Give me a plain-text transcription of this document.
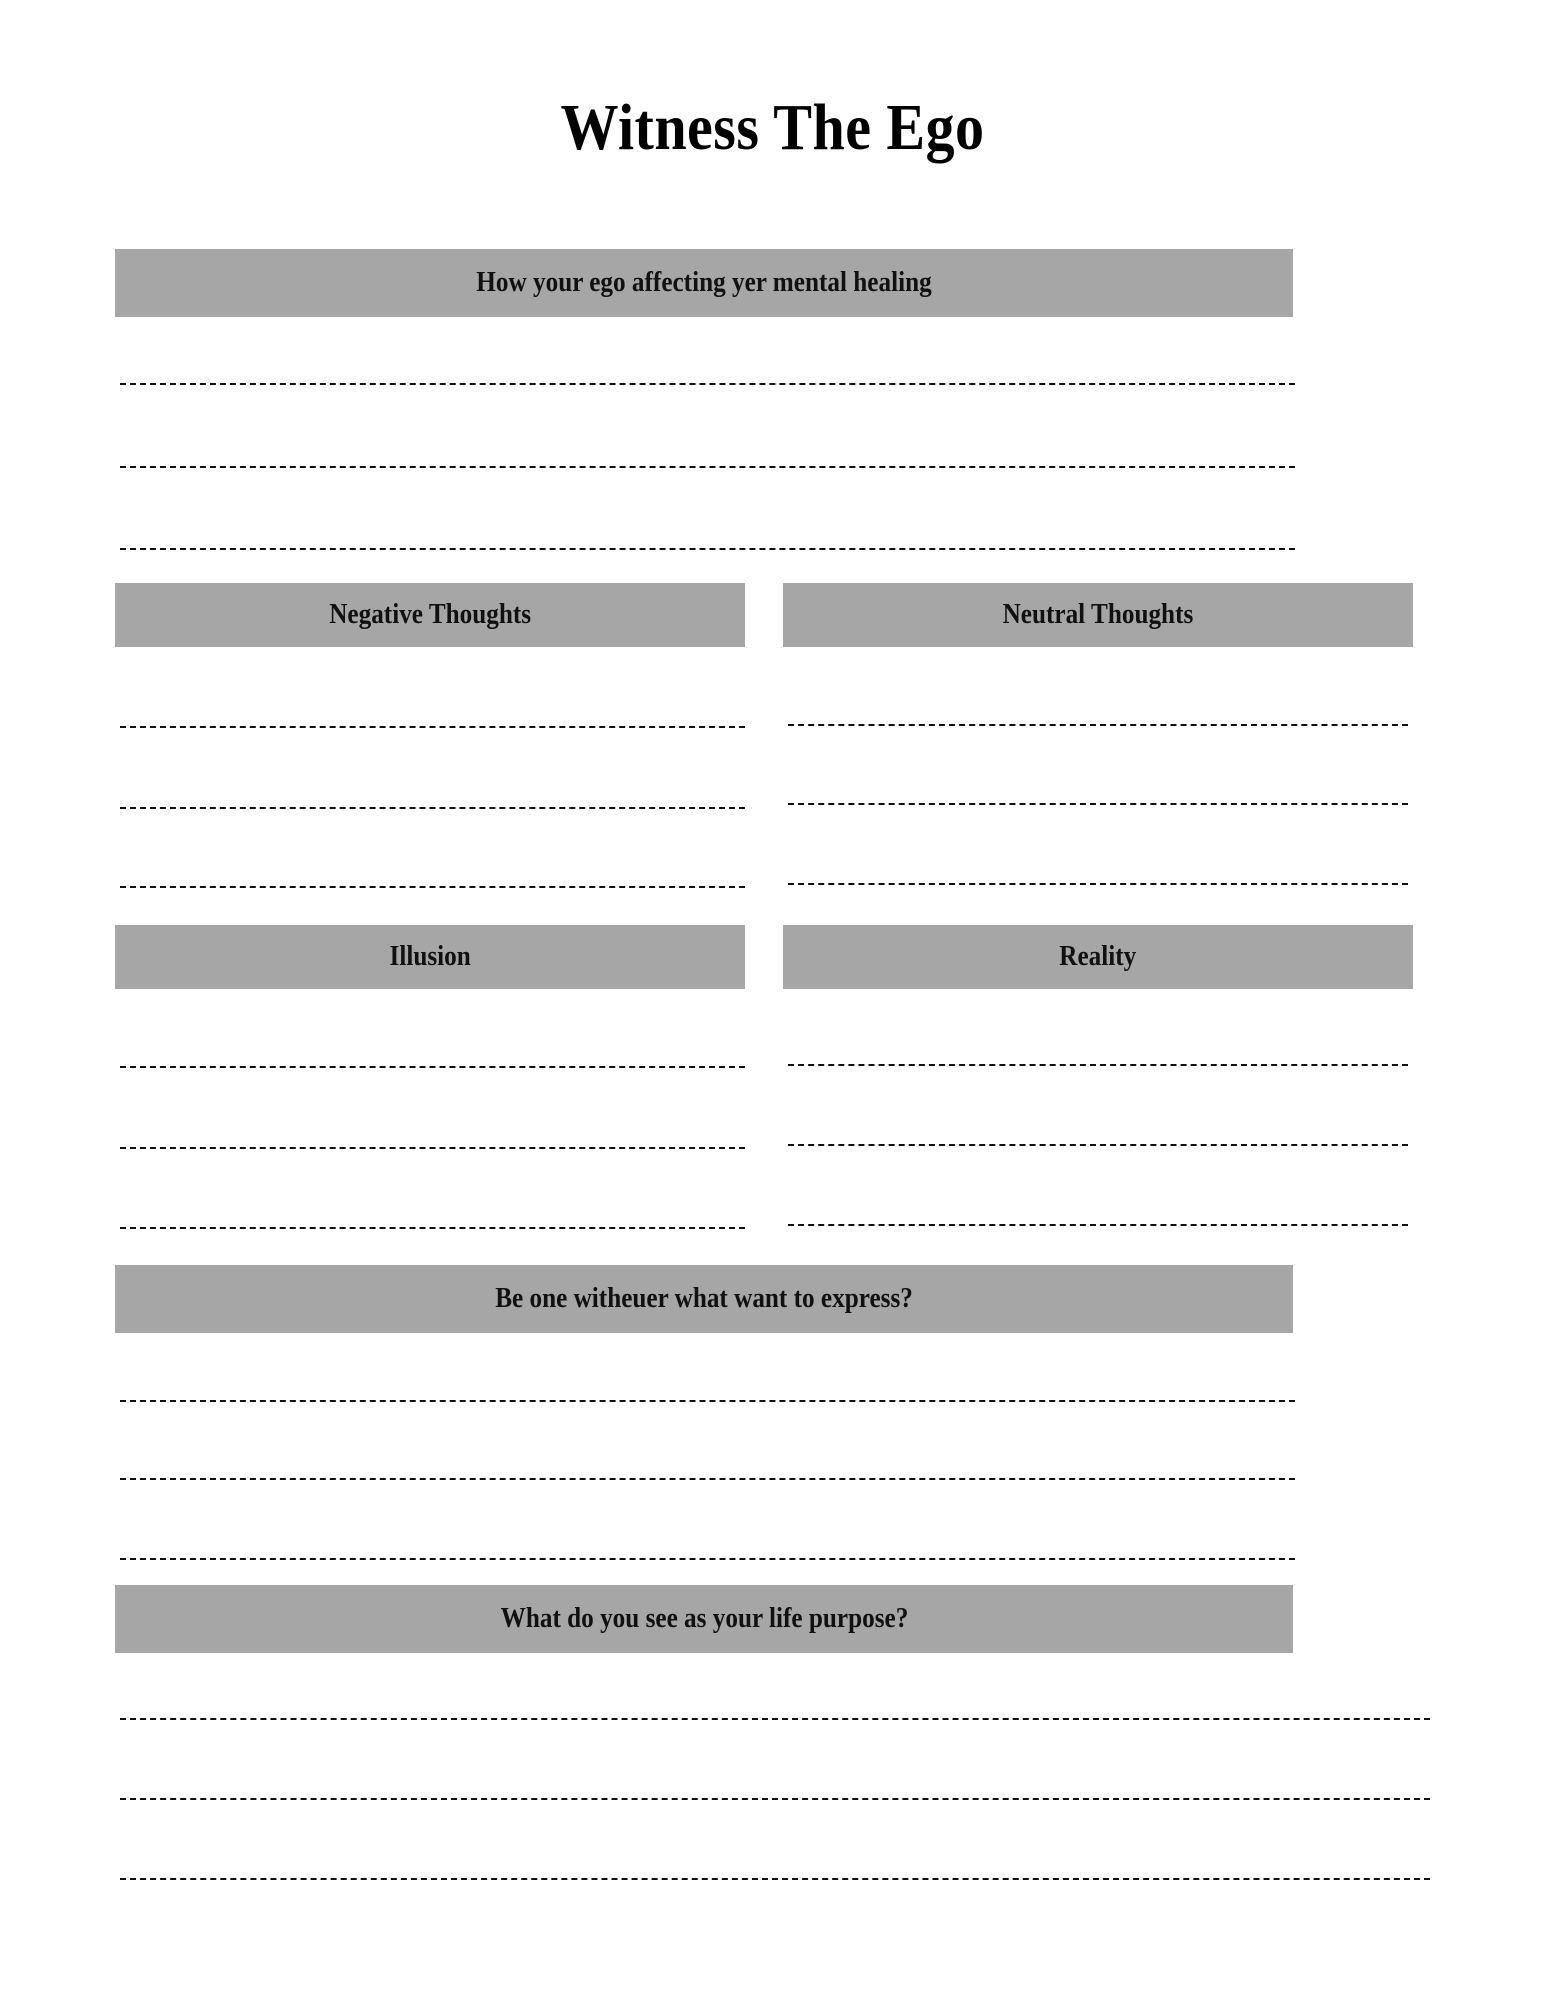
Witness The Ego
How your ego affecting yer mental healing
Negative Thoughts	Neutral Thoughts
Illusion	Reality
Be one witheuer what want to express?
What do you see as your life purpose?
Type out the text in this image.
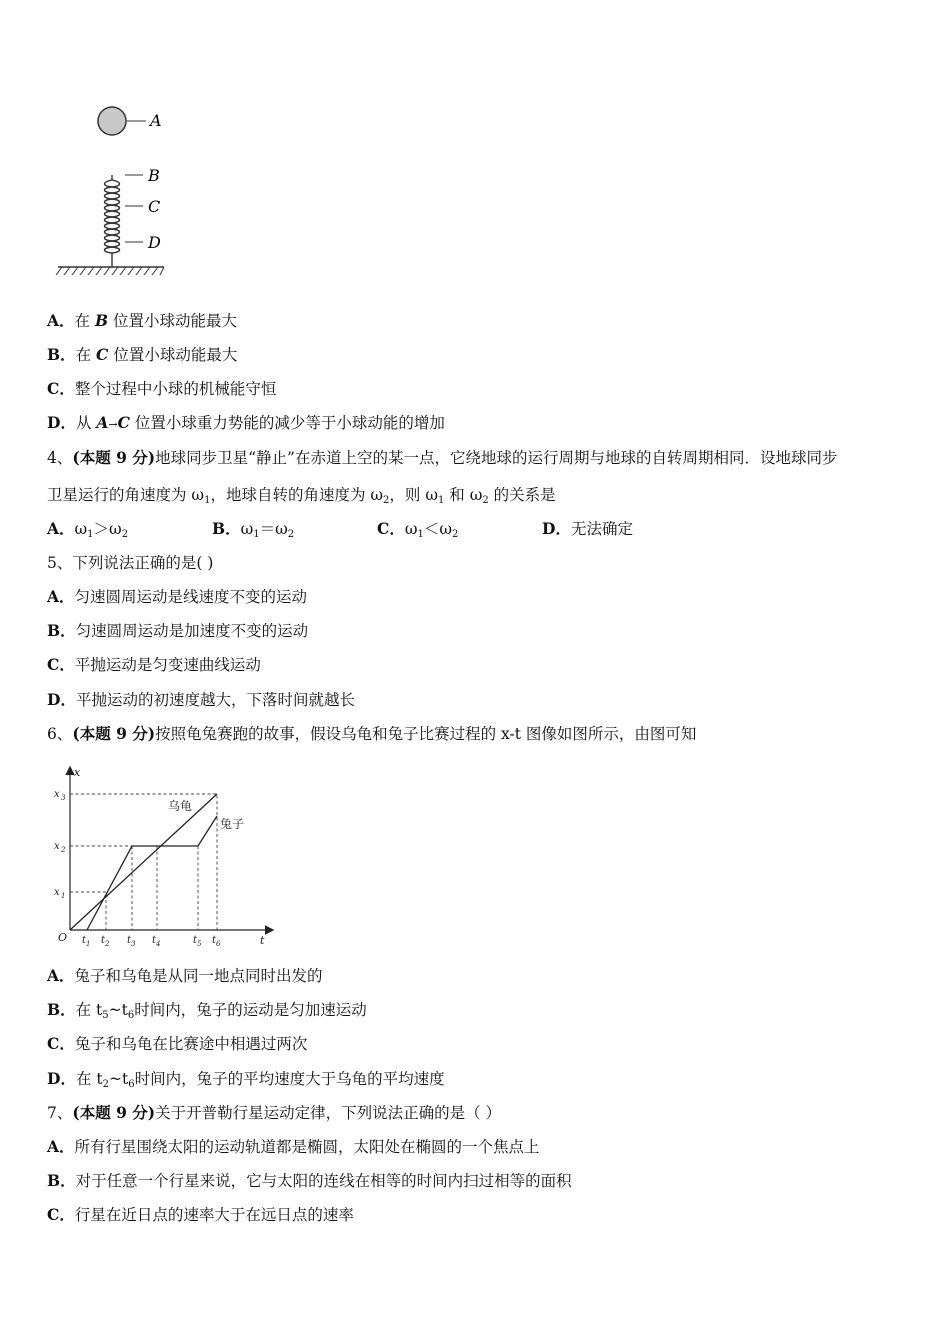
A
B
C
D
A．在 B 位置小球动能最大
B．在 C 位置小球动能最大
C．整个过程中小球的机械能守恒
D．从 A→C 位置小球重力势能的减少等于小球动能的增加
4、(本题 9 分)地球同步卫星“静止”在赤道上空的某一点，它绕地球的运行周期与地球的自转周期相同．设地球同步
卫星运行的角速度为 $\omega_1$，地球自转的角速度为 $\omega_2$，则 $\omega_1$ 和 $\omega_2$ 的关系是
A．$\omega_1>\omega_2$	B．$\omega_1=\omega_2$	C．$\omega_1<\omega_2$	D．无法确定
5、下列说法正确的是( )
A．匀速圆周运动是线速度不变的运动
B．匀速圆周运动是加速度不变的运动
C．平抛运动是匀变速曲线运动
D．平抛运动的初速度越大，下落时间就越长
6、(本题 9 分)按照龟兔赛跑的故事，假设乌龟和兔子比赛过程的 x-t 图像如图所示，由图可知
x
t
O
x 1
x 2
x 3
t 1 t 2 t 3 t 4	t 5 t 6
乌龟
兔子
A．兔子和乌龟是从同一地点同时出发的
B．在 $t_5\sim t_6$时间内，兔子的运动是匀加速运动
C．兔子和乌龟在比赛途中相遇过两次
D．在 $t_2\sim t_6$时间内，兔子的平均速度大于乌龟的平均速度
7、(本题 9 分)关于开普勒行星运动定律，下列说法正确的是（ ）
A．所有行星围绕太阳的运动轨道都是椭圆，太阳处在椭圆的一个焦点上
B．对于任意一个行星来说，它与太阳的连线在相等的时间内扫过相等的面积
C．行星在近日点的速率大于在远日点的速率
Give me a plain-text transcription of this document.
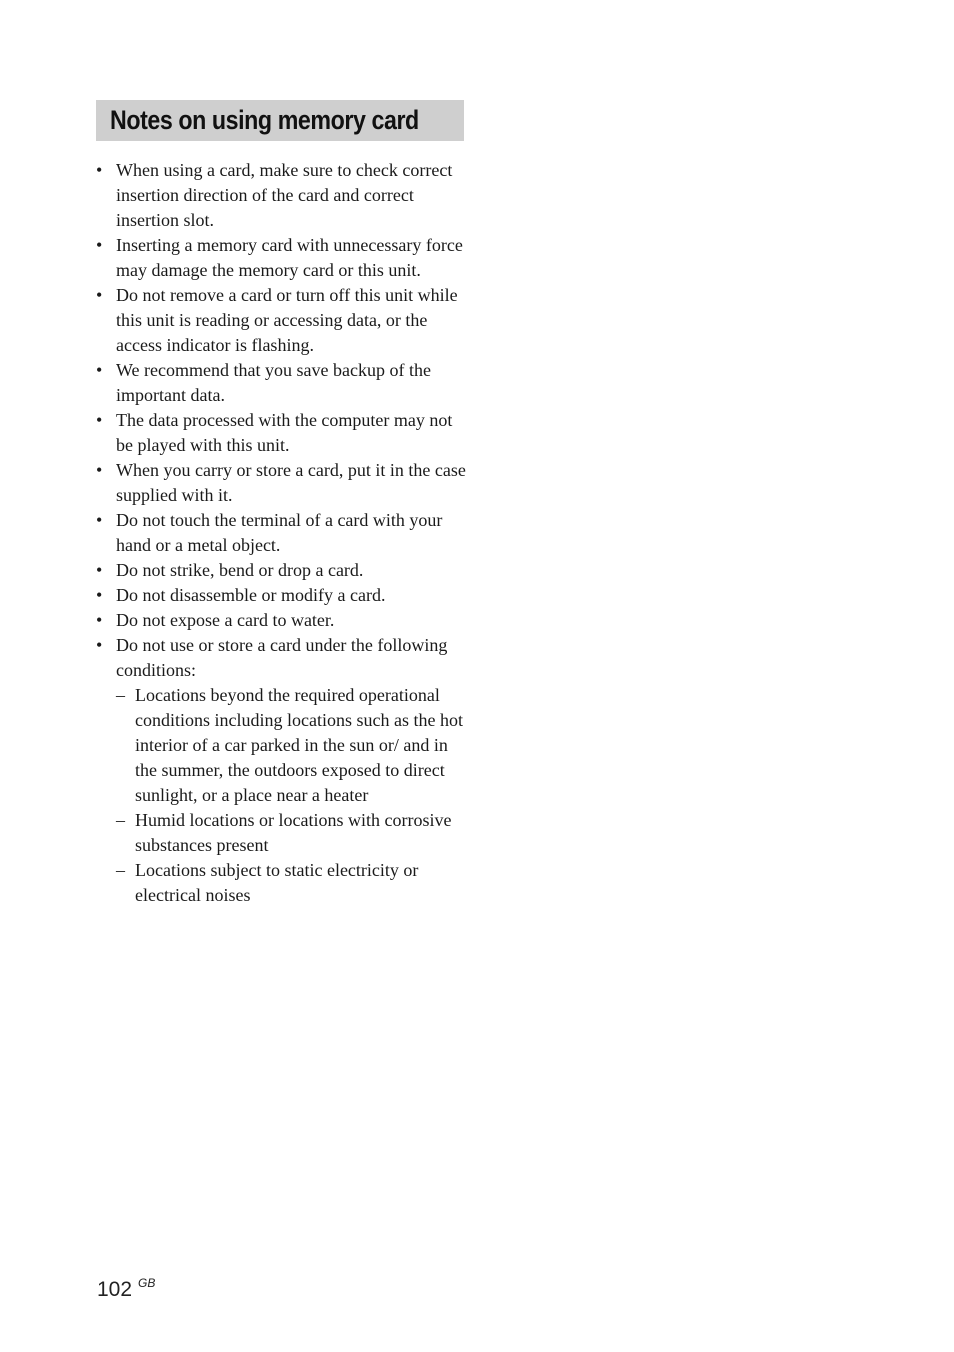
Notes on using memory card
• When using a card, make sure to check correct insertion direction of the card and correct insertion slot.
• Inserting a memory card with unnecessary force may damage the memory card or this unit.
• Do not remove a card or turn off this unit while this unit is reading or accessing data, or the access indicator is flashing.
• We recommend that you save backup of the important data.
• The data processed with the computer may not be played with this unit.
• When you carry or store a card, put it in the case supplied with it.
• Do not touch the terminal of a card with your hand or a metal object.
• Do not strike, bend or drop a card.
• Do not disassemble or modify a card.
• Do not expose a card to water.
• Do not use or store a card under the following conditions:
– Locations beyond the required operational conditions including locations such as the hot interior of a car parked in the sun or/ and in the summer, the outdoors exposed to direct sunlight, or a place near a heater
– Humid locations or locations with corrosive substances present
– Locations subject to static electricity or electrical noises
102 $^{GB}$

—————

Work to be completed:
Copy the entries exactly. Leave out the images.

Completed exercise:
Give me a plain-text transcription of this document.
Witness The Ego
How your ego affecting yer mental healing
Negative Thoughts	Neutral Thoughts
Illusion	Reality
Be one witheuer what want to express?
What do you see as your life purpose?
Type out the text in this image.
A
B
C
D
A．在 B 位置小球动能最大
B．在 C 位置小球动能最大
C．整个过程中小球的机械能守恒
D．从 A→C 位置小球重力势能的减少等于小球动能的增加
4、(本题 9 分)地球同步卫星“静止”在赤道上空的某一点，它绕地球的运行周期与地球的自转周期相同．设地球同步
卫星运行的角速度为 $\omega_1$，地球自转的角速度为 $\omega_2$，则 $\omega_1$ 和 $\omega_2$ 的关系是
A．$\omega_1>\omega_2$	B．$\omega_1=\omega_2$	C．$\omega_1<\omega_2$	D．无法确定
5、下列说法正确的是( )
A．匀速圆周运动是线速度不变的运动
B．匀速圆周运动是加速度不变的运动
C．平抛运动是匀变速曲线运动
D．平抛运动的初速度越大，下落时间就越长
6、(本题 9 分)按照龟兔赛跑的故事，假设乌龟和兔子比赛过程的 x-t 图像如图所示，由图可知
x
t
O
x 1
x 2
x 3
t 1 t 2 t 3 t 4	t 5 t 6
乌龟
兔子
A．兔子和乌龟是从同一地点同时出发的
B．在 $t_5\sim t_6$时间内，兔子的运动是匀加速运动
C．兔子和乌龟在比赛途中相遇过两次
D．在 $t_2\sim t_6$时间内，兔子的平均速度大于乌龟的平均速度
7、(本题 9 分)关于开普勒行星运动定律，下列说法正确的是（ ）
A．所有行星围绕太阳的运动轨道都是椭圆，太阳处在椭圆的一个焦点上
B．对于任意一个行星来说，它与太阳的连线在相等的时间内扫过相等的面积
C．行星在近日点的速率大于在远日点的速率
Give me a plain-text transcription of this document.
Notes on using memory card
• When using a card, make sure to check correct insertion direction of the card and correct insertion slot.
• Inserting a memory card with unnecessary force may damage the memory card or this unit.
• Do not remove a card or turn off this unit while this unit is reading or accessing data, or the access indicator is flashing.
• We recommend that you save backup of the important data.
• The data processed with the computer may not be played with this unit.
• When you carry or store a card, put it in the case supplied with it.
• Do not touch the terminal of a card with your hand or a metal object.
• Do not strike, bend or drop a card.
• Do not disassemble or modify a card.
• Do not expose a card to water.
• Do not use or store a card under the following conditions:
– Locations beyond the required operational conditions including locations such as the hot interior of a car parked in the sun or/ and in the summer, the outdoors exposed to direct sunlight, or a place near a heater
– Humid locations or locations with corrosive substances present
– Locations subject to static electricity or electrical noises
102 $^{GB}$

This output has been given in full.